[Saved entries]
(begin)

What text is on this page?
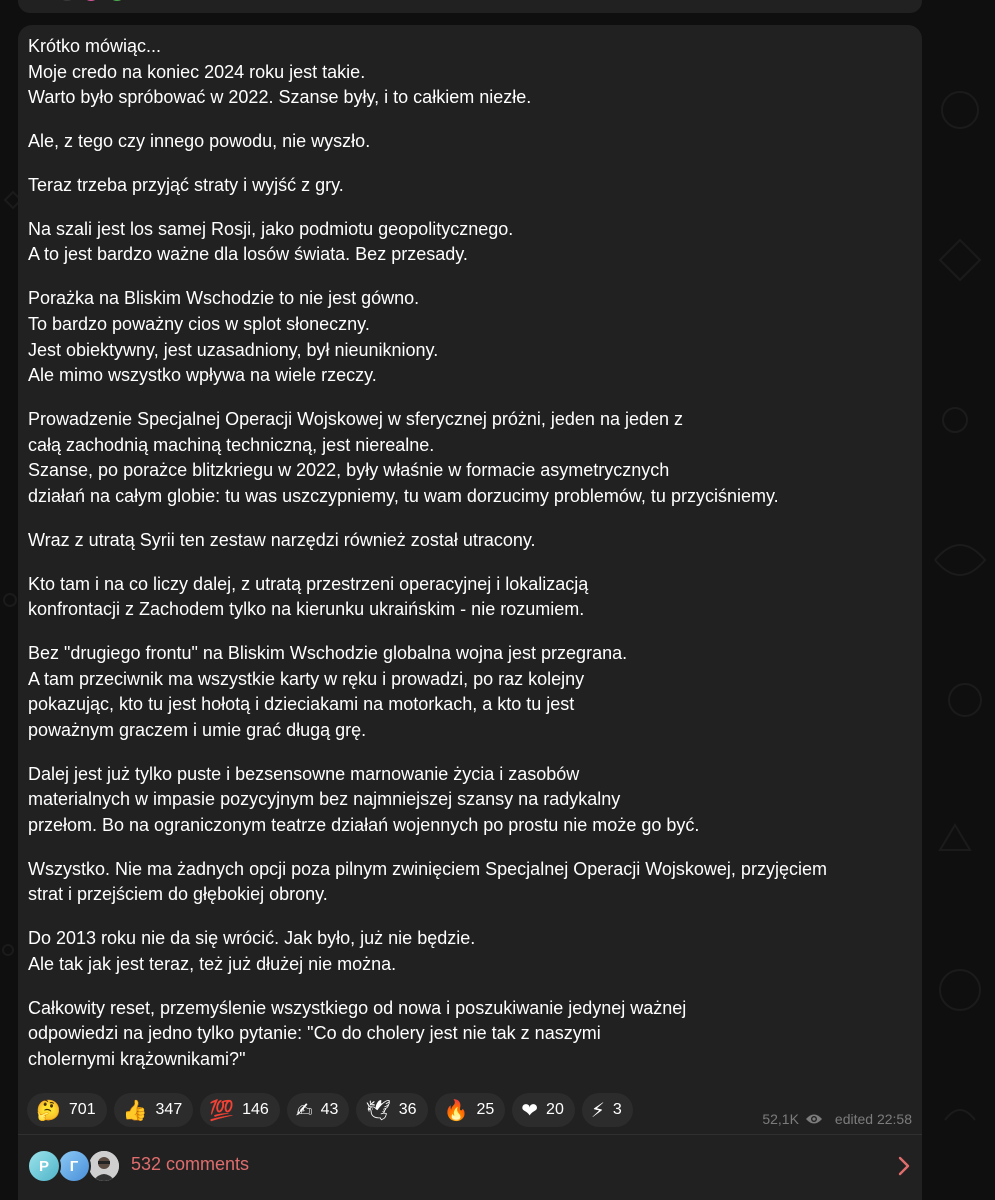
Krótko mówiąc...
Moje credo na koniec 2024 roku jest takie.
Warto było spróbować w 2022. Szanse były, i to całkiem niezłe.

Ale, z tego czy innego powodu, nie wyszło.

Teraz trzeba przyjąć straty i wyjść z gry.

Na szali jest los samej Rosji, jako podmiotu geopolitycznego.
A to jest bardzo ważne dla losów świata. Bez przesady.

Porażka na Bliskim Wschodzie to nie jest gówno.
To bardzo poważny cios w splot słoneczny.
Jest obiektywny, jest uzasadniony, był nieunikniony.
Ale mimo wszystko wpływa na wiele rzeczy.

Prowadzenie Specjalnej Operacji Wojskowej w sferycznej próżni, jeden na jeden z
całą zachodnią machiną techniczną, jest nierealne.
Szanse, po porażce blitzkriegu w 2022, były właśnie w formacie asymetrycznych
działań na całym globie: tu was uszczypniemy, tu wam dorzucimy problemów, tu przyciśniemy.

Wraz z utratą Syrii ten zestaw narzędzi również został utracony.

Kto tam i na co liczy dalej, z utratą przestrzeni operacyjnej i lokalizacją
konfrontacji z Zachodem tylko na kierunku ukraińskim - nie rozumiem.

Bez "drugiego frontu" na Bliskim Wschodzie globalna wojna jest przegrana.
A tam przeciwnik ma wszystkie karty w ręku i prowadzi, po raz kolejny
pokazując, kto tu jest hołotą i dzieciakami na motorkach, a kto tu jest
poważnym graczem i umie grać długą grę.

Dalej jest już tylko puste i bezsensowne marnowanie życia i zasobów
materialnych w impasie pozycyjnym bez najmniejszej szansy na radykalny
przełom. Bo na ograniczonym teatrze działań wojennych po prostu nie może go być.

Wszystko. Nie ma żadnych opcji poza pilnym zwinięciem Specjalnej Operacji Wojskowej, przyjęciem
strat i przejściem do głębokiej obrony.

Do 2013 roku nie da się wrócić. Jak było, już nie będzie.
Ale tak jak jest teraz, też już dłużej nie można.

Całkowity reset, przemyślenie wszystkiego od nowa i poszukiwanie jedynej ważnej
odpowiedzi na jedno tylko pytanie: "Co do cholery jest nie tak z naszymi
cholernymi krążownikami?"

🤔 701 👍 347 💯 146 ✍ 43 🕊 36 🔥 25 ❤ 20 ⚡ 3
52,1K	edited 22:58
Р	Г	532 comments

(end)

# [Task description]
Without the pictures, write out the whole listing above exactly as it appears.

# [Result for this task]
What text is on this page?
Krótko mówiąc...
Moje credo na koniec 2024 roku jest takie.
Warto było spróbować w 2022. Szanse były, i to całkiem niezłe.

Ale, z tego czy innego powodu, nie wyszło.

Teraz trzeba przyjąć straty i wyjść z gry.

Na szali jest los samej Rosji, jako podmiotu geopolitycznego.
A to jest bardzo ważne dla losów świata. Bez przesady.

Porażka na Bliskim Wschodzie to nie jest gówno.
To bardzo poważny cios w splot słoneczny.
Jest obiektywny, jest uzasadniony, był nieunikniony.
Ale mimo wszystko wpływa na wiele rzeczy.

Prowadzenie Specjalnej Operacji Wojskowej w sferycznej próżni, jeden na jeden z
całą zachodnią machiną techniczną, jest nierealne.
Szanse, po porażce blitzkriegu w 2022, były właśnie w formacie asymetrycznych
działań na całym globie: tu was uszczypniemy, tu wam dorzucimy problemów, tu przyciśniemy.

Wraz z utratą Syrii ten zestaw narzędzi również został utracony.

Kto tam i na co liczy dalej, z utratą przestrzeni operacyjnej i lokalizacją
konfrontacji z Zachodem tylko na kierunku ukraińskim - nie rozumiem.

Bez "drugiego frontu" na Bliskim Wschodzie globalna wojna jest przegrana.
A tam przeciwnik ma wszystkie karty w ręku i prowadzi, po raz kolejny
pokazując, kto tu jest hołotą i dzieciakami na motorkach, a kto tu jest
poważnym graczem i umie grać długą grę.

Dalej jest już tylko puste i bezsensowne marnowanie życia i zasobów
materialnych w impasie pozycyjnym bez najmniejszej szansy na radykalny
przełom. Bo na ograniczonym teatrze działań wojennych po prostu nie może go być.

Wszystko. Nie ma żadnych opcji poza pilnym zwinięciem Specjalnej Operacji Wojskowej, przyjęciem
strat i przejściem do głębokiej obrony.

Do 2013 roku nie da się wrócić. Jak było, już nie będzie.
Ale tak jak jest teraz, też już dłużej nie można.

Całkowity reset, przemyślenie wszystkiego od nowa i poszukiwanie jedynej ważnej
odpowiedzi na jedno tylko pytanie: "Co do cholery jest nie tak z naszymi
cholernymi krążownikami?"

🤔 701 👍 347 💯 146 ✍ 43 🕊 36 🔥 25 ❤ 20 ⚡ 3
52,1K	edited 22:58
Р	Г	532 comments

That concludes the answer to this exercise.